= Task statement =
Work out the number of lines with the word "JSON" in the material below, then reply with that number only.

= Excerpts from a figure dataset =
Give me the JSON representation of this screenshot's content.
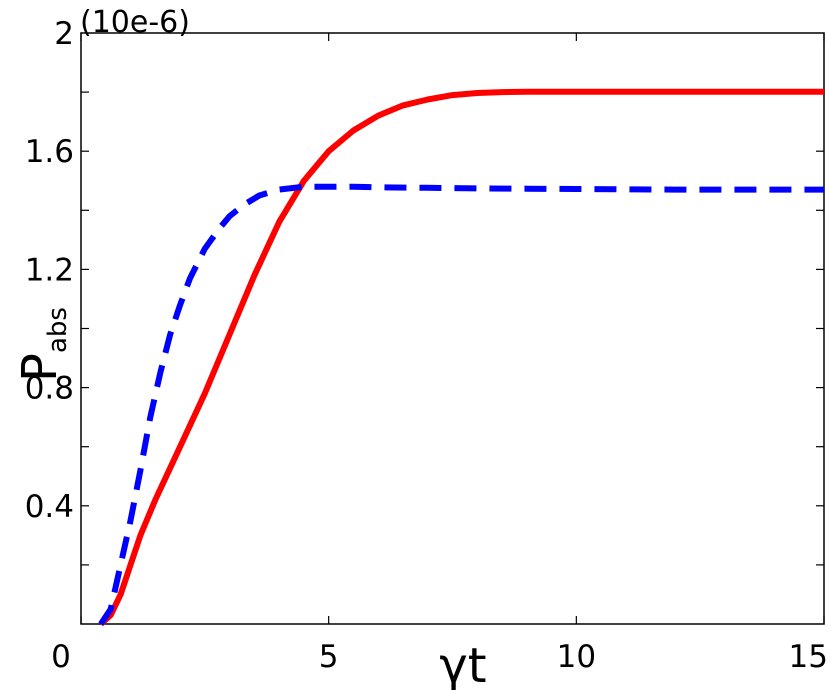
{
  "chart_data": {
    "type": "line",
    "scale_note": "(10e-6)",
    "xlabel": "γt",
    "ylabel_main": "P",
    "ylabel_sub": "abs",
    "xlim": [
      0,
      15
    ],
    "ylim": [
      0,
      2
    ],
    "x_ticks": [
      0,
      5,
      10,
      15
    ],
    "x_tick_labels": [
      "0",
      "5",
      "10",
      "15"
    ],
    "y_ticks": [
      0.4,
      0.8,
      1.2,
      1.6,
      2
    ],
    "y_tick_labels": [
      "0.4",
      "0.8",
      "1.2",
      "1.6",
      "2"
    ],
    "grid": false,
    "series": [
      {
        "style": "solid",
        "color": "#ff0000",
        "x": [
          0.4,
          0.6,
          0.8,
          1.0,
          1.2,
          1.5,
          2.0,
          2.5,
          3.0,
          3.5,
          4.0,
          4.5,
          5.0,
          5.5,
          6.0,
          6.5,
          7.0,
          7.5,
          8.0,
          8.5,
          9.0,
          10.0,
          11.0,
          12.0,
          13.0,
          14.0,
          15.0
        ],
        "y": [
          0.0,
          0.03,
          0.1,
          0.2,
          0.3,
          0.42,
          0.6,
          0.78,
          0.98,
          1.18,
          1.36,
          1.5,
          1.6,
          1.67,
          1.72,
          1.755,
          1.775,
          1.79,
          1.797,
          1.8,
          1.801,
          1.801,
          1.801,
          1.801,
          1.801,
          1.801,
          1.801
        ]
      },
      {
        "style": "dashed",
        "color": "#0000ff",
        "x": [
          0.4,
          0.6,
          0.8,
          1.0,
          1.2,
          1.4,
          1.6,
          1.8,
          2.0,
          2.2,
          2.5,
          2.8,
          3.0,
          3.3,
          3.6,
          4.0,
          4.5,
          5.0,
          5.5,
          6.0,
          7.0,
          8.0,
          9.0,
          10.0,
          11.0,
          12.0,
          13.0,
          14.0,
          15.0
        ],
        "y": [
          0.0,
          0.05,
          0.2,
          0.35,
          0.52,
          0.7,
          0.85,
          0.98,
          1.08,
          1.17,
          1.27,
          1.34,
          1.38,
          1.42,
          1.45,
          1.47,
          1.48,
          1.48,
          1.48,
          1.478,
          1.476,
          1.474,
          1.473,
          1.472,
          1.471,
          1.47,
          1.47,
          1.47,
          1.47
        ]
      }
    ]
  }
}
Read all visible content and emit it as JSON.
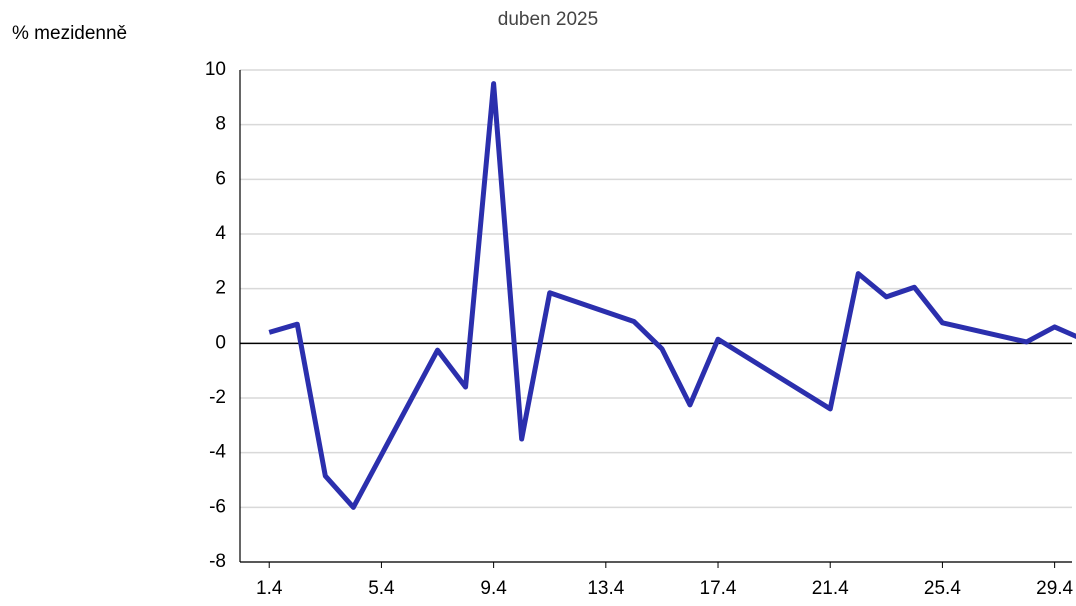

= Exercise answer =
2